Records from a data source
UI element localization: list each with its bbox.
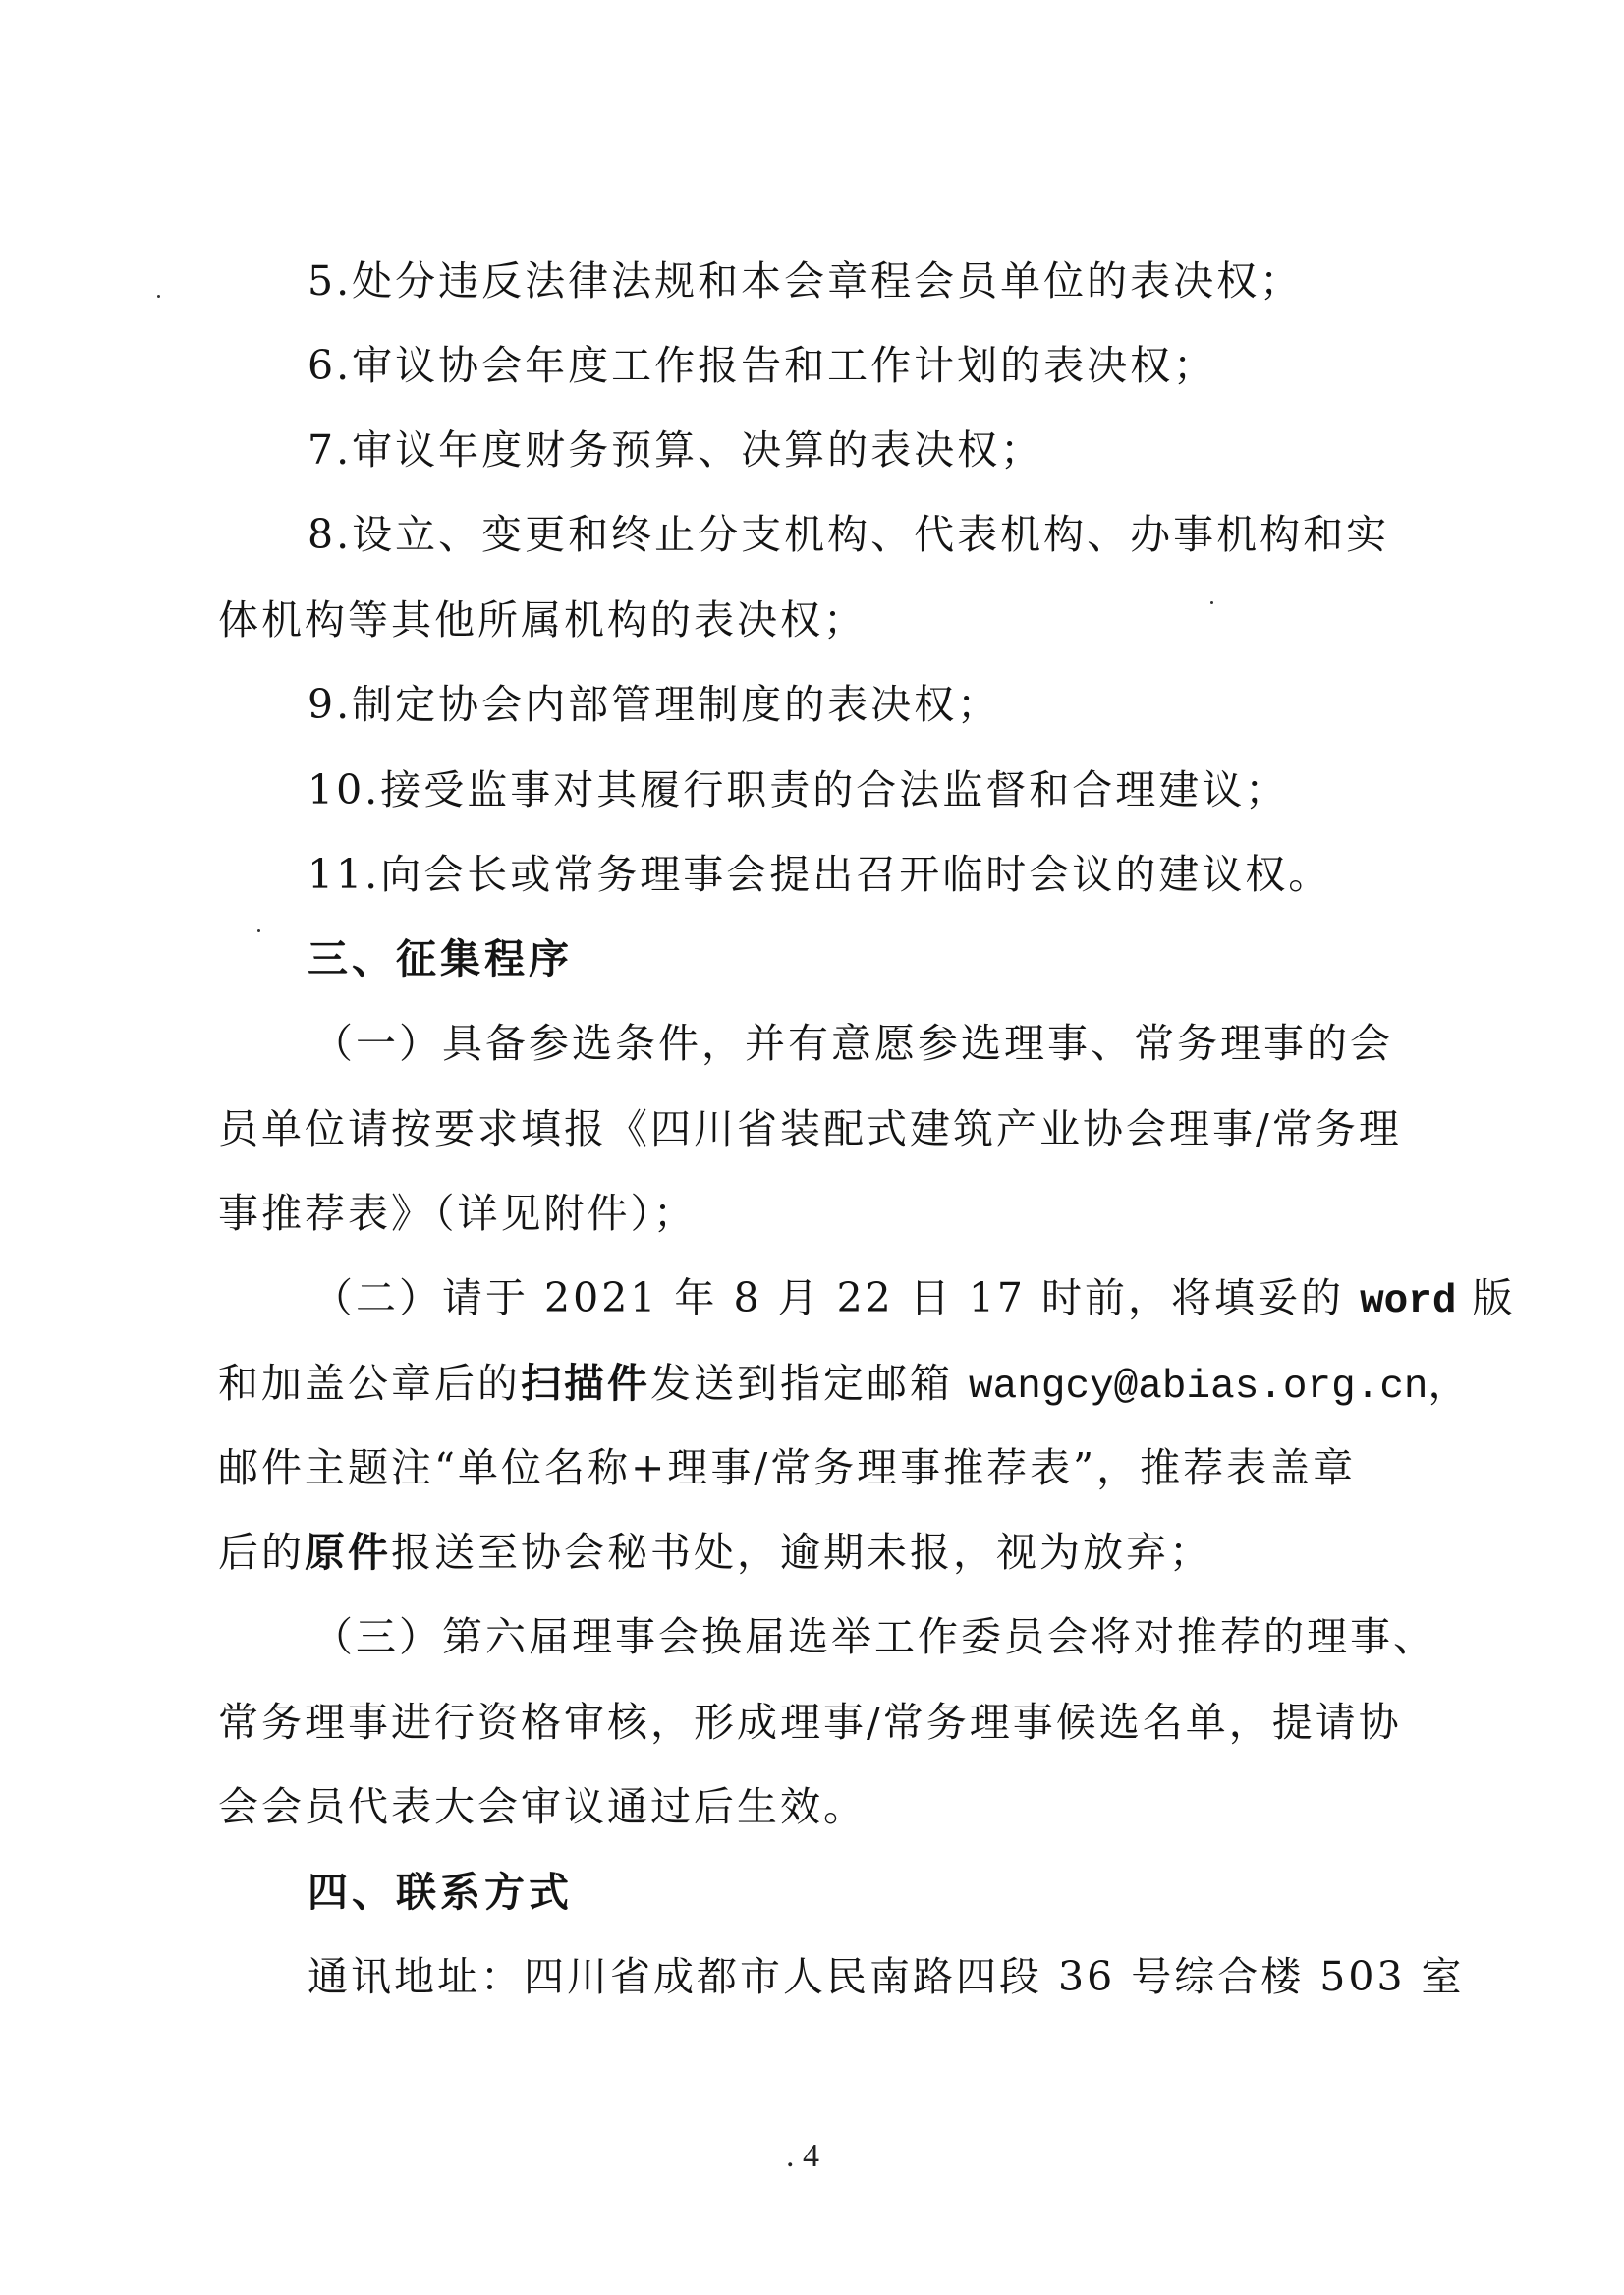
procedure-para-3-line-1: （三）第六届理事会换届选举工作委员会将对推荐的理事、 (312, 1609, 1436, 1664)
procedure-para-3-line-3: 会会员代表大会审议通过后生效。 (218, 1779, 867, 1834)
text-segment: 发送到指定邮箱 (650, 1360, 969, 1407)
text-segment: 报送至协会秘书处，逾期未报，视为放弃； (391, 1529, 1212, 1576)
page-number: . 4 (786, 2138, 819, 2175)
procedure-para-2-line-4: 后的原件报送至协会秘书处，逾期未报，视为放弃； (218, 1525, 1212, 1580)
bold-original-copy: 原件 (305, 1529, 391, 1576)
procedure-para-1-line-2: 员单位请按要求填报《四川省装配式建筑产业协会理事/常务理 (218, 1101, 1402, 1156)
list-item-6: 6.审议协会年度工作报告和工作计划的表决权； (308, 338, 1216, 393)
email-address[interactable]: wangcy@abias.org.cn (969, 1365, 1428, 1410)
procedure-para-2-line-3: 邮件主题注“单位名称+理事/常务理事推荐表”，推荐表盖章 (218, 1440, 1356, 1495)
procedure-para-1-line-3: 事推荐表》（详见附件）； (218, 1186, 697, 1241)
list-item-7: 7.审议年度财务预算、决算的表决权； (308, 422, 1043, 477)
text-segment: ， (1428, 1360, 1472, 1407)
procedure-para-3-line-2: 常务理事进行资格审核，形成理事/常务理事候选名单，提请协 (218, 1695, 1402, 1750)
scan-speck (1210, 601, 1213, 604)
section-heading-contact: 四、联系方式 (308, 1865, 573, 1920)
text-segment: 版 (1456, 1274, 1515, 1321)
procedure-para-2-line-2: 和加盖公章后的扫描件发送到指定邮箱 wangcy@abias.org.cn， (218, 1356, 1472, 1415)
text-segment: 和加盖公章后的 (218, 1360, 521, 1407)
scan-speck (257, 929, 260, 932)
text-segment: （二）请于 2021 年 8 月 22 日 17 时前，将填妥的 (312, 1274, 1360, 1321)
bold-word-format: word (1360, 1279, 1456, 1324)
procedure-para-1-line-1: （一）具备参选条件，并有意愿参选理事、常务理事的会 (312, 1016, 1393, 1071)
text-segment: 后的 (218, 1529, 305, 1576)
bold-scan-copy: 扫描件 (521, 1360, 650, 1407)
list-item-5: 5.处分违反法律法规和本会章程会员单位的表决权； (308, 253, 1303, 308)
scan-speck (157, 295, 160, 298)
list-item-11: 11.向会长或常务理事会提出召开临时会议的建议权。 (308, 847, 1331, 902)
contact-address: 通讯地址：四川省成都市人民南路四段 36 号综合楼 503 室 (308, 1949, 1465, 2004)
list-item-8-cont: 体机构等其他所属机构的表决权； (218, 592, 867, 647)
section-heading-procedure: 三、征集程序 (308, 931, 573, 986)
document-page: 5.处分违反法律法规和本会章程会员单位的表决权； 6.审议协会年度工作报告和工作… (0, 0, 1624, 2295)
list-item-10: 10.接受监事对其履行职责的合法监督和合理建议； (308, 762, 1288, 817)
procedure-para-2-line-1: （二）请于 2021 年 8 月 22 日 17 时前，将填妥的 word 版 (312, 1270, 1516, 1329)
list-item-8: 8.设立、变更和终止分支机构、代表机构、办事机构和实 (308, 507, 1389, 562)
list-item-9: 9.制定协会内部管理制度的表决权； (308, 677, 1000, 732)
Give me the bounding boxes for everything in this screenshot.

#### Exercise
Revise the material so that "scan-speck" reads "scan-dot" wherever it occurs, leaving everything else as it is. Omit the pictures from your answer.

#### Expected answer
UI element localization: list each with its bbox.
procedure-para-3-line-1: （三）第六届理事会换届选举工作委员会将对推荐的理事、 (312, 1609, 1436, 1664)
procedure-para-3-line-3: 会会员代表大会审议通过后生效。 (218, 1779, 867, 1834)
text-segment: 发送到指定邮箱 (650, 1360, 969, 1407)
text-segment: 报送至协会秘书处，逾期未报，视为放弃； (391, 1529, 1212, 1576)
page-number: . 4 (786, 2138, 819, 2175)
procedure-para-2-line-4: 后的原件报送至协会秘书处，逾期未报，视为放弃； (218, 1525, 1212, 1580)
bold-original-copy: 原件 (305, 1529, 391, 1576)
procedure-para-1-line-2: 员单位请按要求填报《四川省装配式建筑产业协会理事/常务理 (218, 1101, 1402, 1156)
list-item-6: 6.审议协会年度工作报告和工作计划的表决权； (308, 338, 1216, 393)
email-address[interactable]: wangcy@abias.org.cn (969, 1365, 1428, 1410)
procedure-para-2-line-3: 邮件主题注“单位名称+理事/常务理事推荐表”，推荐表盖章 (218, 1440, 1356, 1495)
procedure-para-1-line-3: 事推荐表》（详见附件）； (218, 1186, 697, 1241)
list-item-7: 7.审议年度财务预算、决算的表决权； (308, 422, 1043, 477)
text-segment: ， (1428, 1360, 1472, 1407)
procedure-para-3-line-2: 常务理事进行资格审核，形成理事/常务理事候选名单，提请协 (218, 1695, 1402, 1750)
scan-dot (1210, 601, 1213, 604)
section-heading-contact: 四、联系方式 (308, 1865, 573, 1920)
text-segment: 版 (1456, 1274, 1515, 1321)
procedure-para-2-line-2: 和加盖公章后的扫描件发送到指定邮箱 wangcy@abias.org.cn， (218, 1356, 1472, 1415)
text-segment: 和加盖公章后的 (218, 1360, 521, 1407)
scan-dot (257, 929, 260, 932)
text-segment: （二）请于 2021 年 8 月 22 日 17 时前，将填妥的 (312, 1274, 1360, 1321)
bold-word-format: word (1360, 1279, 1456, 1324)
procedure-para-1-line-1: （一）具备参选条件，并有意愿参选理事、常务理事的会 (312, 1016, 1393, 1071)
text-segment: 后的 (218, 1529, 305, 1576)
bold-scan-copy: 扫描件 (521, 1360, 650, 1407)
list-item-5: 5.处分违反法律法规和本会章程会员单位的表决权； (308, 253, 1303, 308)
scan-dot (157, 295, 160, 298)
list-item-11: 11.向会长或常务理事会提出召开临时会议的建议权。 (308, 847, 1331, 902)
contact-address: 通讯地址：四川省成都市人民南路四段 36 号综合楼 503 室 (308, 1949, 1465, 2004)
list-item-8-cont: 体机构等其他所属机构的表决权； (218, 592, 867, 647)
section-heading-procedure: 三、征集程序 (308, 931, 573, 986)
document-page: 5.处分违反法律法规和本会章程会员单位的表决权； 6.审议协会年度工作报告和工作… (0, 0, 1624, 2295)
list-item-10: 10.接受监事对其履行职责的合法监督和合理建议； (308, 762, 1288, 817)
procedure-para-2-line-1: （二）请于 2021 年 8 月 22 日 17 时前，将填妥的 word 版 (312, 1270, 1516, 1329)
list-item-8: 8.设立、变更和终止分支机构、代表机构、办事机构和实 (308, 507, 1389, 562)
list-item-9: 9.制定协会内部管理制度的表决权； (308, 677, 1000, 732)
Give me the bounding boxes for everything in this screenshot.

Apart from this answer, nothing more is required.